> [DATA ENTRIES]

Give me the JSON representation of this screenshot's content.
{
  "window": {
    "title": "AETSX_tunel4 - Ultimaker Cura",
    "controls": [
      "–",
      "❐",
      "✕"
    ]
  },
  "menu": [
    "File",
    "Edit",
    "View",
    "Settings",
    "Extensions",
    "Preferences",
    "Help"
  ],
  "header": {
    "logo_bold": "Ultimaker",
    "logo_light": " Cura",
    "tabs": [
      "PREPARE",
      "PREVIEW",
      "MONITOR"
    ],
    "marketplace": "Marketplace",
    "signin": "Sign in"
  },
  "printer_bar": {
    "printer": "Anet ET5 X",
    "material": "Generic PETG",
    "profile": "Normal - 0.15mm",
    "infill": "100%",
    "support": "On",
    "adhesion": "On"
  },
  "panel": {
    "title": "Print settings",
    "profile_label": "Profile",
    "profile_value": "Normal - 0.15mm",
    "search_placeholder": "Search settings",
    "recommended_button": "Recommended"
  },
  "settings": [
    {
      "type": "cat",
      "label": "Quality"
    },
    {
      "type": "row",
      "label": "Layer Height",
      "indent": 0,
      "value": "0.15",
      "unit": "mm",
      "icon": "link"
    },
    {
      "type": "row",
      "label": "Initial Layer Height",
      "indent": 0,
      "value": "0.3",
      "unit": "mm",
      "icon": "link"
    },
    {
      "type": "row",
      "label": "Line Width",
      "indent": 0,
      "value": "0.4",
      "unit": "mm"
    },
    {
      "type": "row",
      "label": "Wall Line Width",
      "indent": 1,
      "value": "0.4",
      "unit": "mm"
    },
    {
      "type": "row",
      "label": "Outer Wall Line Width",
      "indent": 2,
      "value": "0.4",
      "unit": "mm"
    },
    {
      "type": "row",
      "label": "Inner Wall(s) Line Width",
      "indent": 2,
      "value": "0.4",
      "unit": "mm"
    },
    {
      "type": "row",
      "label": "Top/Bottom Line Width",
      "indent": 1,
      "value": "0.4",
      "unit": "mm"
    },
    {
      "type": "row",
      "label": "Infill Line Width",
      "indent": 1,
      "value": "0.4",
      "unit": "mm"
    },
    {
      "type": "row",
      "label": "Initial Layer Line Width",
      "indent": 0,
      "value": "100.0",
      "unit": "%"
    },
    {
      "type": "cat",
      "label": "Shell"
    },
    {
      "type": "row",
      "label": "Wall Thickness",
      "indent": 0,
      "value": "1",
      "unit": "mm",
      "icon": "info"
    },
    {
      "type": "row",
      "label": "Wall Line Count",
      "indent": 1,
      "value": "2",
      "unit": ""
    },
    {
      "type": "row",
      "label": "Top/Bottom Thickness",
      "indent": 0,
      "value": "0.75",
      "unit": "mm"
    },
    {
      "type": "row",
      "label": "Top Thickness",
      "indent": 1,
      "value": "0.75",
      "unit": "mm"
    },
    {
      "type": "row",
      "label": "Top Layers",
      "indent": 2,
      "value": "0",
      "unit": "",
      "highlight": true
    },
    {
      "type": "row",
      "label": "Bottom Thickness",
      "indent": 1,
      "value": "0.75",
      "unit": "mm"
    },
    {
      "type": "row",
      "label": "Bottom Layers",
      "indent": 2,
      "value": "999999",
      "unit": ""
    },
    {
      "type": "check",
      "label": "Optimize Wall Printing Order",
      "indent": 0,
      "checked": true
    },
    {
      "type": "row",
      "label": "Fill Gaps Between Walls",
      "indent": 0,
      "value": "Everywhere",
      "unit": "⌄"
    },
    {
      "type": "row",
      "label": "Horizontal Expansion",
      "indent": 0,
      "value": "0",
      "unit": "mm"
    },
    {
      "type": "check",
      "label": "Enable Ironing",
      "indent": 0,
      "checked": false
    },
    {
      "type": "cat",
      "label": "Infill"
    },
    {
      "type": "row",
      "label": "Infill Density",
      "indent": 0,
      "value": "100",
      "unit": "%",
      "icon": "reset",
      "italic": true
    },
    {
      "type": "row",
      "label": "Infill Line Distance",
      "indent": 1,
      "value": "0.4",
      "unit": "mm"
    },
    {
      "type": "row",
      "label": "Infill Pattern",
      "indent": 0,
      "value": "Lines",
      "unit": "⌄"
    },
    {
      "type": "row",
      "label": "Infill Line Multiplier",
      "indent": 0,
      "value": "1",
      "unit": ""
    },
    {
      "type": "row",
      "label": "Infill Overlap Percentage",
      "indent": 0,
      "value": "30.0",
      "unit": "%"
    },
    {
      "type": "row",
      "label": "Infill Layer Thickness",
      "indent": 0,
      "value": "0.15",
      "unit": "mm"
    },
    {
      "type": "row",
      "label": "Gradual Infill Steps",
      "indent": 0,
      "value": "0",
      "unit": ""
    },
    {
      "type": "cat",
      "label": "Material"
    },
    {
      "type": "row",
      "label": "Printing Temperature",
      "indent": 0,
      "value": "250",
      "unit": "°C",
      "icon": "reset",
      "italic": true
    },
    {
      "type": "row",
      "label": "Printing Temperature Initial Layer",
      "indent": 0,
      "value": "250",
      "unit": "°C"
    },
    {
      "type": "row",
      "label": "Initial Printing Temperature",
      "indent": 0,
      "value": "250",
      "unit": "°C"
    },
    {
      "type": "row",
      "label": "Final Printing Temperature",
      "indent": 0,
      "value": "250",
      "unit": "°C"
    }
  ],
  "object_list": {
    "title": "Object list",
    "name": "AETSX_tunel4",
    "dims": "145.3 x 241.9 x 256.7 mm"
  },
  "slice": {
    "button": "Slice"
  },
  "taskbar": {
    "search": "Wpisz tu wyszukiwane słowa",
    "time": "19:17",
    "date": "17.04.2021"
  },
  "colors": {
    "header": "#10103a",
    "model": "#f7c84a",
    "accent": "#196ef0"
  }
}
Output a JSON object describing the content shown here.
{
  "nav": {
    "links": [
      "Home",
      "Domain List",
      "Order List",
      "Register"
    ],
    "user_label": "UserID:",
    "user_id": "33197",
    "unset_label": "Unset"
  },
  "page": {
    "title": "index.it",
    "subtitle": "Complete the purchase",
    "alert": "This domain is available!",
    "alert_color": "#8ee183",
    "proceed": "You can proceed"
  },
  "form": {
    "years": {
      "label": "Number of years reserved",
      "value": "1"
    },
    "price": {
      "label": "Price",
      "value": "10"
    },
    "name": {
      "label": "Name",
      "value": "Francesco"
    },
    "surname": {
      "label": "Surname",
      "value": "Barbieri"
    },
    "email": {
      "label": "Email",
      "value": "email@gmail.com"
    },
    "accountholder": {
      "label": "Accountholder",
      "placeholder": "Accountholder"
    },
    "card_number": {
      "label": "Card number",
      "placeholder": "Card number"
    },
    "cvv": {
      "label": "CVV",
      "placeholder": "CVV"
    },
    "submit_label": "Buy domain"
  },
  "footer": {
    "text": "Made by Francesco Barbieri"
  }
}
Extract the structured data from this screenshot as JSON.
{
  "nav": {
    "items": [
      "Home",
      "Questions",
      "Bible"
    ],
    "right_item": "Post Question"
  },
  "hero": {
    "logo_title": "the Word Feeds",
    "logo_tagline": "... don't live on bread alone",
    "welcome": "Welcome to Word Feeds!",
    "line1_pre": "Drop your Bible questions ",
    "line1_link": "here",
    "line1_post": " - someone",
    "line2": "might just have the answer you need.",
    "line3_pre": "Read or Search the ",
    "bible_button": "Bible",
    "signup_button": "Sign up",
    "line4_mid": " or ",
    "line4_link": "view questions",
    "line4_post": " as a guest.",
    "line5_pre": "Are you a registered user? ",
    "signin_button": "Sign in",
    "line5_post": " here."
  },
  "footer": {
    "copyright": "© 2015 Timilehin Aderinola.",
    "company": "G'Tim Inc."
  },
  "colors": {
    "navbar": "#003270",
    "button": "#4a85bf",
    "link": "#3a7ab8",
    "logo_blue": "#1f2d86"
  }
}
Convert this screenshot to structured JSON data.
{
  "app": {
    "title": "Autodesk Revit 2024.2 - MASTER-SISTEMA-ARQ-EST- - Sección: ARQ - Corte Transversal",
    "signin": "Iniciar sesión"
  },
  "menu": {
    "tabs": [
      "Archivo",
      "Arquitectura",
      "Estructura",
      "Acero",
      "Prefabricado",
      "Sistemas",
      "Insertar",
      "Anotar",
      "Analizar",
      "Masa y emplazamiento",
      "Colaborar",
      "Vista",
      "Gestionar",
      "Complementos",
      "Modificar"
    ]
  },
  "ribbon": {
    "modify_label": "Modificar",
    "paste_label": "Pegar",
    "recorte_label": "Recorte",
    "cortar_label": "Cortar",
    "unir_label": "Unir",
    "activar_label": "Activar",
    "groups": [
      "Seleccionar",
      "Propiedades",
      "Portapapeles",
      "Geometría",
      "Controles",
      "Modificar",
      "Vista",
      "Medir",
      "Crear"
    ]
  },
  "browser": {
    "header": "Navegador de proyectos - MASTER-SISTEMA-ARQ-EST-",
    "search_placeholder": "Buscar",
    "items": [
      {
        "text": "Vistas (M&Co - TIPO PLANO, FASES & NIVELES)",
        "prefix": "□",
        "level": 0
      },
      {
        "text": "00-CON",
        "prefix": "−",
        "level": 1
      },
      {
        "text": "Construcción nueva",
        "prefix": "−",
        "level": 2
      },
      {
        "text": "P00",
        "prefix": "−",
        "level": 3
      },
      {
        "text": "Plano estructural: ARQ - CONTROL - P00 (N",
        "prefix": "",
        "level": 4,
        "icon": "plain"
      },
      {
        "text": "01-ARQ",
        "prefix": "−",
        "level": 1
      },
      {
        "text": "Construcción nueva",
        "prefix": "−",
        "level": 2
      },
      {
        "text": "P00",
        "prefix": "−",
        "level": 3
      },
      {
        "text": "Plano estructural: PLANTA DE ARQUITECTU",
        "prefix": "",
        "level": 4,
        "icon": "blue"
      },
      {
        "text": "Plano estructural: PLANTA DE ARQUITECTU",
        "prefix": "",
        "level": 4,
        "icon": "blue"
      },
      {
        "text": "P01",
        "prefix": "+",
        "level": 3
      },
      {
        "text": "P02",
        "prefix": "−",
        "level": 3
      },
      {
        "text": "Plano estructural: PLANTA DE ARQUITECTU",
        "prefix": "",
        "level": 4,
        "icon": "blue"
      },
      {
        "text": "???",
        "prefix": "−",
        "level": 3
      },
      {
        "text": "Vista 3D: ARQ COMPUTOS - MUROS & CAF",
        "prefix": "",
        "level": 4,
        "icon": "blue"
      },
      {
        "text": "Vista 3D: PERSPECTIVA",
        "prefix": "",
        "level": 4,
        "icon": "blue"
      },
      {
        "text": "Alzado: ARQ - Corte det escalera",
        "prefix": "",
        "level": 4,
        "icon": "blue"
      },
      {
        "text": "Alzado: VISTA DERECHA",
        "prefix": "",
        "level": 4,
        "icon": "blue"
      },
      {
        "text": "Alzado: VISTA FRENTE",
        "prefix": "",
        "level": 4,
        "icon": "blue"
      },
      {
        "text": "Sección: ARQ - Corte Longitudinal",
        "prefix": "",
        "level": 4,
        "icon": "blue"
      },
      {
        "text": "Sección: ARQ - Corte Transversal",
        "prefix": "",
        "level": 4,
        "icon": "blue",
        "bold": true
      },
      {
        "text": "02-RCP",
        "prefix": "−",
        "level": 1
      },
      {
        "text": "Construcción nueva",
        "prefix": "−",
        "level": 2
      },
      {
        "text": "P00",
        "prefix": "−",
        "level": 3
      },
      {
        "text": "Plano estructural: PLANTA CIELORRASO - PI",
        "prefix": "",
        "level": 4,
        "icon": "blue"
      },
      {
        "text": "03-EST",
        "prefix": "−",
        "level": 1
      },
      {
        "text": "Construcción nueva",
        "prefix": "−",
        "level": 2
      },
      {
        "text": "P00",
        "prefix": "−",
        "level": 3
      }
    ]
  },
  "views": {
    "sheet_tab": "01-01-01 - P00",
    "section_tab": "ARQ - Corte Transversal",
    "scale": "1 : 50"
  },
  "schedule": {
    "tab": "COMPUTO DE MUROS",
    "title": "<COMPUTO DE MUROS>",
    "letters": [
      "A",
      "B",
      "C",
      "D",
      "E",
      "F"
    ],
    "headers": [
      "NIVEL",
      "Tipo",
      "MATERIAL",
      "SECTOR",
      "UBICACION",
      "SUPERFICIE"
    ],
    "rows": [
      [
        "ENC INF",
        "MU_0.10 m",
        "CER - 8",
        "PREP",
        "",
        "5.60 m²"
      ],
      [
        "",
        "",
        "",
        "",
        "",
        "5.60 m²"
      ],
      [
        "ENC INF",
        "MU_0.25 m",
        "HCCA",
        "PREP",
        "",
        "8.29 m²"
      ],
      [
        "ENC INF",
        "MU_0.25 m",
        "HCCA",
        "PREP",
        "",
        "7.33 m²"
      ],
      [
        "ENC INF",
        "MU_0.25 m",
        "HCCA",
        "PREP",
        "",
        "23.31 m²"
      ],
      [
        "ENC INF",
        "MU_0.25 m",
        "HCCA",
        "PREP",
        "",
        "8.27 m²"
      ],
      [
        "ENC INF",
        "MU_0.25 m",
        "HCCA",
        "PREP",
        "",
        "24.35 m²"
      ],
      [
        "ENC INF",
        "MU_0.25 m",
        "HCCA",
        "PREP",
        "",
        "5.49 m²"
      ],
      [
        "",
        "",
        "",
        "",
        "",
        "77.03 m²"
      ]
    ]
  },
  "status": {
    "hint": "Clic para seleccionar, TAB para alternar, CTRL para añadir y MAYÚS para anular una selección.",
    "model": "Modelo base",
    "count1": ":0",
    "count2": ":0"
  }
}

> [STATED PROBLEM] Locate all lines holding the word "true", then copy them out.

> [RESULT OF THIS TASK]
      "highlight": true
      "checked": true
      "italic": true
      "italic": true
        "bold": true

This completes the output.